In the entries that follow, find the word "pracovních" and report each line it is on.

» **Data extracted from a collection**

'''

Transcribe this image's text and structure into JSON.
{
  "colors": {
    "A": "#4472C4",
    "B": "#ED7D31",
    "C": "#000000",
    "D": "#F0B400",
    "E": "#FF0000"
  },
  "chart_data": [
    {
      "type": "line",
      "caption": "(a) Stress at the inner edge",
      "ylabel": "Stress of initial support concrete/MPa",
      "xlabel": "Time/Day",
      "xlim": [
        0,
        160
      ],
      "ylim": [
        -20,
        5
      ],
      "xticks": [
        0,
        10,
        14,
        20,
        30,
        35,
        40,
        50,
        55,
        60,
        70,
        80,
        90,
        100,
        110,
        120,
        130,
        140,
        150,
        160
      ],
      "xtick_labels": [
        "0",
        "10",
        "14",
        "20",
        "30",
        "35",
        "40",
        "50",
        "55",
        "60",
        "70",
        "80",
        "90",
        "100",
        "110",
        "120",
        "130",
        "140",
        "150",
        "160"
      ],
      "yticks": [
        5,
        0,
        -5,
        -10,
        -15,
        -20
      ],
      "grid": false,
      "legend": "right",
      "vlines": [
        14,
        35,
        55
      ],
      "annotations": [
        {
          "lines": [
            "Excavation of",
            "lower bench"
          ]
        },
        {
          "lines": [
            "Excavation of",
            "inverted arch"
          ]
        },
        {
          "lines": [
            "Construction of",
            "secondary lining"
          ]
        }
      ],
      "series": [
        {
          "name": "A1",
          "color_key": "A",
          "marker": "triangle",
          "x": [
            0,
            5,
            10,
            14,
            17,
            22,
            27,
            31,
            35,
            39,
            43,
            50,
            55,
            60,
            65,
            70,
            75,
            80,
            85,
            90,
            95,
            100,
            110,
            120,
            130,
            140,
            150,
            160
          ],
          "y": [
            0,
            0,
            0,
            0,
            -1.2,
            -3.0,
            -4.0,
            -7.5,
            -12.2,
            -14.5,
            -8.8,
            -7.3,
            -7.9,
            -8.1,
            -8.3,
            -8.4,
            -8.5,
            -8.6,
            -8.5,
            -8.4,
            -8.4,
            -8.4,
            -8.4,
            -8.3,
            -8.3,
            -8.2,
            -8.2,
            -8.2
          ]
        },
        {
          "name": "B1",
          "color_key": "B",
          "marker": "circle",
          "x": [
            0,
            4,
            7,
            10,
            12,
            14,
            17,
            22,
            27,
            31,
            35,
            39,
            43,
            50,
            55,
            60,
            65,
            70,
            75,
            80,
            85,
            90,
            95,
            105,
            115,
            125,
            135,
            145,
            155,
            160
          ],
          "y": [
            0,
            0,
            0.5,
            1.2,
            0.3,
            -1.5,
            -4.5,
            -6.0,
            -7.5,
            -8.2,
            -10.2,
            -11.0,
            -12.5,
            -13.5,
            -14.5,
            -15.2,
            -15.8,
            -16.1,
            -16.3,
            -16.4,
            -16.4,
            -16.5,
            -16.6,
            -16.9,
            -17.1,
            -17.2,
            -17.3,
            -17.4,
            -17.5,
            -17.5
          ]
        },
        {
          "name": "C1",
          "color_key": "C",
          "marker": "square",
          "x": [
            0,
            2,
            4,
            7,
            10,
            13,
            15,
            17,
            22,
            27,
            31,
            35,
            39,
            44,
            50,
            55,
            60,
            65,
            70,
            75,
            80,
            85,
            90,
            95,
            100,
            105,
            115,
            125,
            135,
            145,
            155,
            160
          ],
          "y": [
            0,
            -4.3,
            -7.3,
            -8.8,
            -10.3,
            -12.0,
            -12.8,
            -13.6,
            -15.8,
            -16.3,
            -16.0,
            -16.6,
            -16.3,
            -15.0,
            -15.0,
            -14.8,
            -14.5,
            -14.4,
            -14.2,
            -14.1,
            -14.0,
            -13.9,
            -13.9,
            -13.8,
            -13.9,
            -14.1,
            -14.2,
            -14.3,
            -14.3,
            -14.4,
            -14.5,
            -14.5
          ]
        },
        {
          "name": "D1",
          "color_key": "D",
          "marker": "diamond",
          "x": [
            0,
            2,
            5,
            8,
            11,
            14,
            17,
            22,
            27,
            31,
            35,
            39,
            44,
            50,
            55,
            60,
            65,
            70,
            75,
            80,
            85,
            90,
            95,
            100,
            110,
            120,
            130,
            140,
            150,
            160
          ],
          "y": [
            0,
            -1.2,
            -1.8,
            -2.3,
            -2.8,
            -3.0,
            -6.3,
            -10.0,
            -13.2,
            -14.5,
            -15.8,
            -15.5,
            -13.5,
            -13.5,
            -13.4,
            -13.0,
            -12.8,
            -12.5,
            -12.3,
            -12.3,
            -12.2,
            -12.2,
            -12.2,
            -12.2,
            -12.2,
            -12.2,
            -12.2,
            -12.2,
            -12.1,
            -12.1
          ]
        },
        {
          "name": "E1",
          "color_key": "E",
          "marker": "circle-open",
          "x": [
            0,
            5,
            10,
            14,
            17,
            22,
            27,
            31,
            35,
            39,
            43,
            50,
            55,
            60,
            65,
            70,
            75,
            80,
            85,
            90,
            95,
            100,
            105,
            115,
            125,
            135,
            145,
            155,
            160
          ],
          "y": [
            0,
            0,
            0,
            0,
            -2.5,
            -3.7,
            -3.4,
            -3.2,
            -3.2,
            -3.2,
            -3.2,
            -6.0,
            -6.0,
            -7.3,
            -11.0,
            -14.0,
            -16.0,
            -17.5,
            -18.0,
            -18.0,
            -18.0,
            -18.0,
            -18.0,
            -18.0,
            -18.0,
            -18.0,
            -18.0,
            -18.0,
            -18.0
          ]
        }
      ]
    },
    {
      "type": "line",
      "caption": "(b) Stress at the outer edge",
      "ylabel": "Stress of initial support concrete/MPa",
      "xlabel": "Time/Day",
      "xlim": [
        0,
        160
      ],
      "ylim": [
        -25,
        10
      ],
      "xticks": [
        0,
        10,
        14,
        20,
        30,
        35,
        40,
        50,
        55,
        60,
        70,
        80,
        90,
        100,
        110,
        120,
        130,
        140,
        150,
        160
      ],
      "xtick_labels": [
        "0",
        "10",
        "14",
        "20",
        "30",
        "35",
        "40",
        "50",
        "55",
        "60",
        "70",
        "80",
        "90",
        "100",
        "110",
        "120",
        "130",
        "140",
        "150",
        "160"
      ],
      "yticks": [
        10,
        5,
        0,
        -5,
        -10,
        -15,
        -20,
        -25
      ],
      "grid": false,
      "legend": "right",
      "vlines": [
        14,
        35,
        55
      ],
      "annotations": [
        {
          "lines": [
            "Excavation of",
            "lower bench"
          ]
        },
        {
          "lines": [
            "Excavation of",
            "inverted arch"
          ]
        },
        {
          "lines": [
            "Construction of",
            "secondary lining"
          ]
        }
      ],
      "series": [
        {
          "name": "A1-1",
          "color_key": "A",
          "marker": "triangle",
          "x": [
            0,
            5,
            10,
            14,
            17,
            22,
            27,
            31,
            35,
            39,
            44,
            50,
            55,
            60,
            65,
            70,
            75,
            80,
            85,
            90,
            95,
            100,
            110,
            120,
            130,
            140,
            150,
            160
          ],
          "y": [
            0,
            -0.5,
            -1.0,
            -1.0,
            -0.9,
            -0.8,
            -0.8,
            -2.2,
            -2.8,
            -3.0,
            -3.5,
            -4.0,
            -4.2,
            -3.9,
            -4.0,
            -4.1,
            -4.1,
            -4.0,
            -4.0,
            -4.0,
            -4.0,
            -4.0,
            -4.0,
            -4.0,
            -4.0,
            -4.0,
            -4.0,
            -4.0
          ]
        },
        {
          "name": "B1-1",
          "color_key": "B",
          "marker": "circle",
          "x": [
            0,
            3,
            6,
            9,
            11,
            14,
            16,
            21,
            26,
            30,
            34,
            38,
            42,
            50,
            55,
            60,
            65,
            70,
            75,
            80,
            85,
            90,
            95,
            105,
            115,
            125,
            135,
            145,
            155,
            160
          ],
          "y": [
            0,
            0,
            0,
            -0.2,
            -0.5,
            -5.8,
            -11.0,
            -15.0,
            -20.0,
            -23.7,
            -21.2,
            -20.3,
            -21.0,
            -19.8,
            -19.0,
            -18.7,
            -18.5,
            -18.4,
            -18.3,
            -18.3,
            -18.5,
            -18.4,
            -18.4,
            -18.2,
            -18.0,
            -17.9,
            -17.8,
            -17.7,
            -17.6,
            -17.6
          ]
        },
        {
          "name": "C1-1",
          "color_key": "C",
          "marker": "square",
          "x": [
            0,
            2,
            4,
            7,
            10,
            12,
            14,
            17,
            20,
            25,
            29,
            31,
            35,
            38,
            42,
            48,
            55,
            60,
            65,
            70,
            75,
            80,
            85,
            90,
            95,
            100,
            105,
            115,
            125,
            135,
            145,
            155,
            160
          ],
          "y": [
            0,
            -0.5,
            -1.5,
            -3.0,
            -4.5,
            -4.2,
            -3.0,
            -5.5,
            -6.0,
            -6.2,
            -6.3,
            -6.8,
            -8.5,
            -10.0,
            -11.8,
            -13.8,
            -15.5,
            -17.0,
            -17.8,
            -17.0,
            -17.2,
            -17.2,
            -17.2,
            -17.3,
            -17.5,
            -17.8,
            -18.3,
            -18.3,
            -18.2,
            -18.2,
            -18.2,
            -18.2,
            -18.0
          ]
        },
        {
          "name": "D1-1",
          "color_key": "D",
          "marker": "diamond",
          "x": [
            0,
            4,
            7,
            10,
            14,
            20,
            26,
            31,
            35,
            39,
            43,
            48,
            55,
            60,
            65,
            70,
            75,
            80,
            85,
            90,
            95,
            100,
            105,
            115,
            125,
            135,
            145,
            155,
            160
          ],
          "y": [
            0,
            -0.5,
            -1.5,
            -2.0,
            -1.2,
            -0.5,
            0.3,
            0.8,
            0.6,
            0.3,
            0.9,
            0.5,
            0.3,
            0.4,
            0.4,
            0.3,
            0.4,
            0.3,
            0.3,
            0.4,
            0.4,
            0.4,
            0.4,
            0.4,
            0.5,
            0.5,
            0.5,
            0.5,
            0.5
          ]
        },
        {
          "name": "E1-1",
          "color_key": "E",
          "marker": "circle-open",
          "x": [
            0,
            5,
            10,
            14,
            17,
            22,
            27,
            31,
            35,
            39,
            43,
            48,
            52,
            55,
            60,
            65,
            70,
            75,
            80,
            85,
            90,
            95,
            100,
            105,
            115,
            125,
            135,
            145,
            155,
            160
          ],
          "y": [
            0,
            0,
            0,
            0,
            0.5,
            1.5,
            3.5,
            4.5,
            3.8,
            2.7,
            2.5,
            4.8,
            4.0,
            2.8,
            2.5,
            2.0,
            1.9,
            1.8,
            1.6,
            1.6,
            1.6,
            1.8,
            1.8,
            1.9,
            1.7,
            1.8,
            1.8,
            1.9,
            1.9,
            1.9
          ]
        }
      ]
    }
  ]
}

'''
'''

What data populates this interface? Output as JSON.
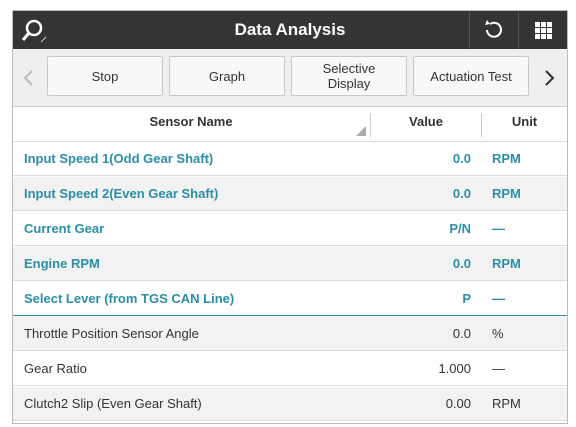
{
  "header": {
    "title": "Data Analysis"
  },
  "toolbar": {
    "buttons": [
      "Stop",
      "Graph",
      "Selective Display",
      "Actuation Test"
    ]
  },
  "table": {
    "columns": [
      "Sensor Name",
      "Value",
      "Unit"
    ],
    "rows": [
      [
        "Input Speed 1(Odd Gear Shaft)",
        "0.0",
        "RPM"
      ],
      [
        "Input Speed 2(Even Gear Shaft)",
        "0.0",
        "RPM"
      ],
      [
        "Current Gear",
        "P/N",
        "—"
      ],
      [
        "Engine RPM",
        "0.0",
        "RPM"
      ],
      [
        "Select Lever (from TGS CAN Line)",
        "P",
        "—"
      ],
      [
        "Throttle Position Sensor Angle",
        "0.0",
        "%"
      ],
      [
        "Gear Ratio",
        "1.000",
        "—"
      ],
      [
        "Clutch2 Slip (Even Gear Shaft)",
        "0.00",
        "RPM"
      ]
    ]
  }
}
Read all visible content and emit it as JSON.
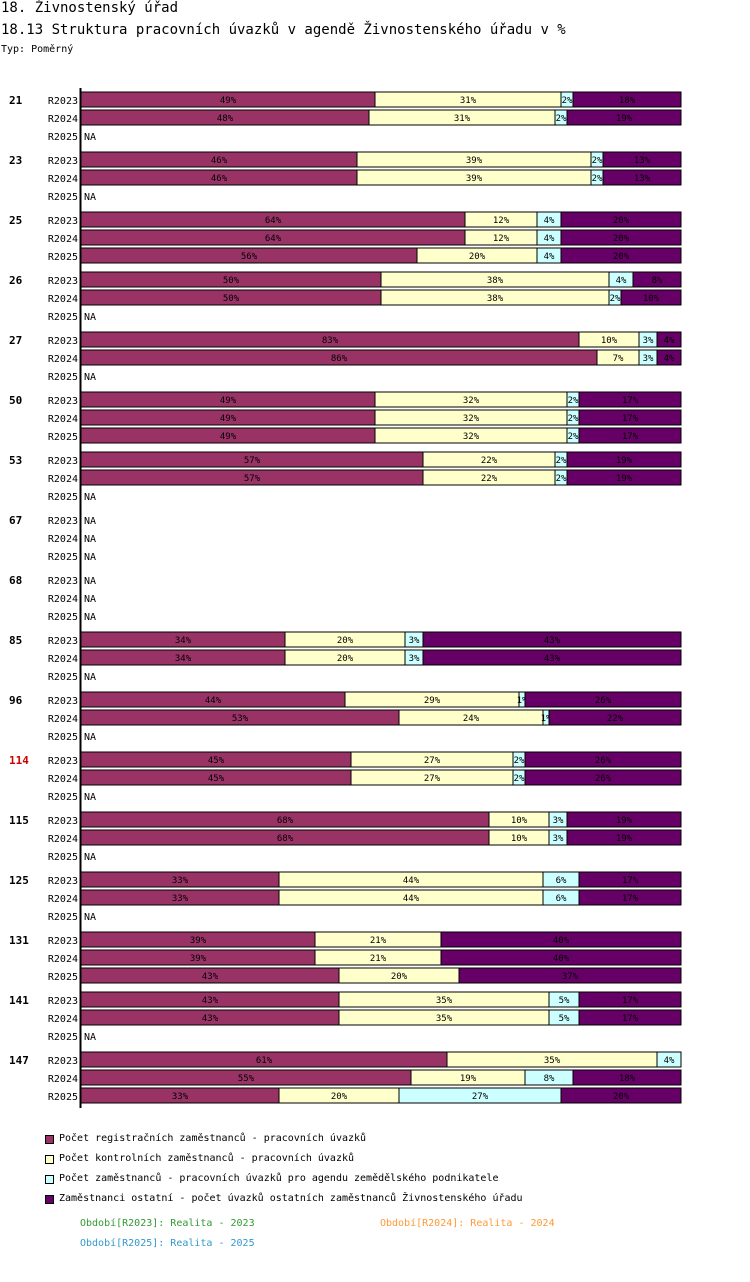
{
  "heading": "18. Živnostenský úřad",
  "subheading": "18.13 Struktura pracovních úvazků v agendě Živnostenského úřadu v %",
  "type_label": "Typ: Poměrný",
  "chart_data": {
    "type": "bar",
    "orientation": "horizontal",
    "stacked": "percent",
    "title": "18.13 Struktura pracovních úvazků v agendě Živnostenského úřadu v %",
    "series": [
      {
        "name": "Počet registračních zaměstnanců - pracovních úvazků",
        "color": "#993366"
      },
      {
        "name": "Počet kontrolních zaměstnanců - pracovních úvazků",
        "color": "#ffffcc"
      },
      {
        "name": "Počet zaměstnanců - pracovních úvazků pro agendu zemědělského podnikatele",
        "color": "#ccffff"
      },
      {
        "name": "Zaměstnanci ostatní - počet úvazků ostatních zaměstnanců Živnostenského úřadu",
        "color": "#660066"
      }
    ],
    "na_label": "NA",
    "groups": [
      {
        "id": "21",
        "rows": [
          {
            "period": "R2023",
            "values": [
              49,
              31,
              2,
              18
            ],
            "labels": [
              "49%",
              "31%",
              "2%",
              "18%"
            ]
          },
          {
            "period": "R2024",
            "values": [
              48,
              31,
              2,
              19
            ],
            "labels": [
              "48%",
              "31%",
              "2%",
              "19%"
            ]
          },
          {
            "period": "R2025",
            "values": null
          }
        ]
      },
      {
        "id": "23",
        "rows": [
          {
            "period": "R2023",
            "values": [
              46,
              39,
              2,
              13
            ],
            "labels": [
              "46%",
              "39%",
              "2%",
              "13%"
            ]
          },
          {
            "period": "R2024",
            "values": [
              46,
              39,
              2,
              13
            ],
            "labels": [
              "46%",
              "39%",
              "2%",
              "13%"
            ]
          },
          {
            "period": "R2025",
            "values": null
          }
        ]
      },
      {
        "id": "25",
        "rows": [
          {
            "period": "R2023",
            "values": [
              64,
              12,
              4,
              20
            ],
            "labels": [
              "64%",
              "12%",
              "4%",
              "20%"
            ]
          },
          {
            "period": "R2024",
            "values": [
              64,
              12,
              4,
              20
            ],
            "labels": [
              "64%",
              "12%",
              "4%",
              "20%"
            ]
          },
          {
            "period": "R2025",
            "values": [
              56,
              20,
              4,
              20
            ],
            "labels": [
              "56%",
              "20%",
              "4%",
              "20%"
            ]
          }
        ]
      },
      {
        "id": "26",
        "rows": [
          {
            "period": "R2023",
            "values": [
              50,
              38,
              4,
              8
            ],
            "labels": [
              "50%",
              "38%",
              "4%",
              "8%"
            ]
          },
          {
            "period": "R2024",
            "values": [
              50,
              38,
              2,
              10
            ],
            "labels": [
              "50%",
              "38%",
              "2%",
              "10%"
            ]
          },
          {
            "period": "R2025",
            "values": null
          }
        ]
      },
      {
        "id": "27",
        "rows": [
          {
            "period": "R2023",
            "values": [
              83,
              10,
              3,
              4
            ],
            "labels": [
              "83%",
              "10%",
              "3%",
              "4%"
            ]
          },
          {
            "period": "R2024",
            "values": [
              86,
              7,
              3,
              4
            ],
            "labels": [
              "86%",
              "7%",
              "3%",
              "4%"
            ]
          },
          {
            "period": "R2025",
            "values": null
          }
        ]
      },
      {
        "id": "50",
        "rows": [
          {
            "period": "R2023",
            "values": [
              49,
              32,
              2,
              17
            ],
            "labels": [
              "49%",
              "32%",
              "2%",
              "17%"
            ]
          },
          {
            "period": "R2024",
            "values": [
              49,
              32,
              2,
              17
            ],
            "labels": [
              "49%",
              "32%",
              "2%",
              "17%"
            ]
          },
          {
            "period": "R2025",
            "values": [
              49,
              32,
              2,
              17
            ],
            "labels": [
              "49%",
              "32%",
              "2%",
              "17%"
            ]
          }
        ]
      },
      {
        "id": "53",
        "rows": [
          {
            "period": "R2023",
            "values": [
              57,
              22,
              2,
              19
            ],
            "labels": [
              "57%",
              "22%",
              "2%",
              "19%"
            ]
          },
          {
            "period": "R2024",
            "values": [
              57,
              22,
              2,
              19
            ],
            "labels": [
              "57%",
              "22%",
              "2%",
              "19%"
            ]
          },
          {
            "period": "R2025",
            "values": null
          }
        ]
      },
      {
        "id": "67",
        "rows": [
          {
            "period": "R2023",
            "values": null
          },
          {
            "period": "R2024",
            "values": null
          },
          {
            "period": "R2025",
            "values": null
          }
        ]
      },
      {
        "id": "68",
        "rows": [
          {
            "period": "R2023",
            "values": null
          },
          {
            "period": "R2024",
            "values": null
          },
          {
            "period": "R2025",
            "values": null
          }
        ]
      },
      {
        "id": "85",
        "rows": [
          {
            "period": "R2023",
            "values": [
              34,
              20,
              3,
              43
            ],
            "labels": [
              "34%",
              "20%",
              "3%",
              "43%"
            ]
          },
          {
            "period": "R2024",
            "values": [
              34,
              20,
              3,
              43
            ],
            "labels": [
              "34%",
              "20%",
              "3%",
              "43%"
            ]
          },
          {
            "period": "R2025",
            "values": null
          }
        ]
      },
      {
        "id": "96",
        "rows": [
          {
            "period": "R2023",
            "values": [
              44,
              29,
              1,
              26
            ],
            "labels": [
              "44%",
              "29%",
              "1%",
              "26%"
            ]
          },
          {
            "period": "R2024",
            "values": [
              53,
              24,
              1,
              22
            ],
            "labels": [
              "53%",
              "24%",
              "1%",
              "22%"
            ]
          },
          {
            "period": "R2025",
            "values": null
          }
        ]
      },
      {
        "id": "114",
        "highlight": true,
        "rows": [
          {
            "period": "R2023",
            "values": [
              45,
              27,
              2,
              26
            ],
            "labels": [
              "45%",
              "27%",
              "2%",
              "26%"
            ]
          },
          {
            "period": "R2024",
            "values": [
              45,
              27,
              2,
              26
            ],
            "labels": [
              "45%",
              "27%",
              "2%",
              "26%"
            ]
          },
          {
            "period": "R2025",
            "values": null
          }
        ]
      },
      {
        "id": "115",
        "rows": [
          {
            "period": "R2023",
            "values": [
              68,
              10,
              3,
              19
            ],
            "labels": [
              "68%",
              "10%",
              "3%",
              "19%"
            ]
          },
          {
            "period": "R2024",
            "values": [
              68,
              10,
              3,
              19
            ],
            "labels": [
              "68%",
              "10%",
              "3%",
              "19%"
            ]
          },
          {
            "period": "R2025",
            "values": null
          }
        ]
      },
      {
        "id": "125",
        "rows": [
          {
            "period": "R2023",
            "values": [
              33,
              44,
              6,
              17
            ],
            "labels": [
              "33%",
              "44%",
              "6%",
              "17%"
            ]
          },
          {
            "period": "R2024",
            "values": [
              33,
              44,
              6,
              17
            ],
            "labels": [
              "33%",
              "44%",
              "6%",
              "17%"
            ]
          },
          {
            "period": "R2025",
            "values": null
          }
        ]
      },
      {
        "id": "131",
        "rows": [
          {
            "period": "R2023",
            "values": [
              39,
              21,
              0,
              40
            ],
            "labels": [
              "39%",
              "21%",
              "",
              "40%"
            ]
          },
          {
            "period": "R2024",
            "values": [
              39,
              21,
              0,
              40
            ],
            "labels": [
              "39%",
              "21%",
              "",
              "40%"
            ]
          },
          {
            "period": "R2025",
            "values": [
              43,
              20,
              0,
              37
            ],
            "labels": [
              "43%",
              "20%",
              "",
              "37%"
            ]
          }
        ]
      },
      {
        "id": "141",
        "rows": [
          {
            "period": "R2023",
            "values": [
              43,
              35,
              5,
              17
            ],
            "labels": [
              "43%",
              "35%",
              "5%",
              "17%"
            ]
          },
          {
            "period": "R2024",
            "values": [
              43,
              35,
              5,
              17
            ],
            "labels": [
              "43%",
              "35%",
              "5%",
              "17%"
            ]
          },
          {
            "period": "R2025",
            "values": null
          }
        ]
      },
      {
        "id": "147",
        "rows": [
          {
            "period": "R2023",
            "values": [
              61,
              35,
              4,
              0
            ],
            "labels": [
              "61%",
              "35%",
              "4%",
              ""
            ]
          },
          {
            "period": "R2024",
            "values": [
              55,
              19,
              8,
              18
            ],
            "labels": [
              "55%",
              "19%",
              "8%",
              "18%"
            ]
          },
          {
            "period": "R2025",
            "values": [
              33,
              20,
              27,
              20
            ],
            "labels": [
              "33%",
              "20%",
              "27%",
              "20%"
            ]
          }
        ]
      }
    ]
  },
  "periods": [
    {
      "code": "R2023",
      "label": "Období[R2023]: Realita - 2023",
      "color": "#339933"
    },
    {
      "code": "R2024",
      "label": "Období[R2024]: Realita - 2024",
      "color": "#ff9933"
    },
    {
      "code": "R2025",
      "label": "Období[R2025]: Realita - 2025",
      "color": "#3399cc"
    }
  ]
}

'''

» **Response to this exercise**
  "subheading": "18.13 Struktura pracovních úvazků v agendě Živnostenského úřadu v %",
    "title": "18.13 Struktura pracovních úvazků v agendě Živnostenského úřadu v %",
        "name": "Počet registračních zaměstnanců - pracovních úvazků",
        "name": "Počet kontrolních zaměstnanců - pracovních úvazků",
        "name": "Počet zaměstnanců - pracovních úvazků pro agendu zemědělského podnikatele",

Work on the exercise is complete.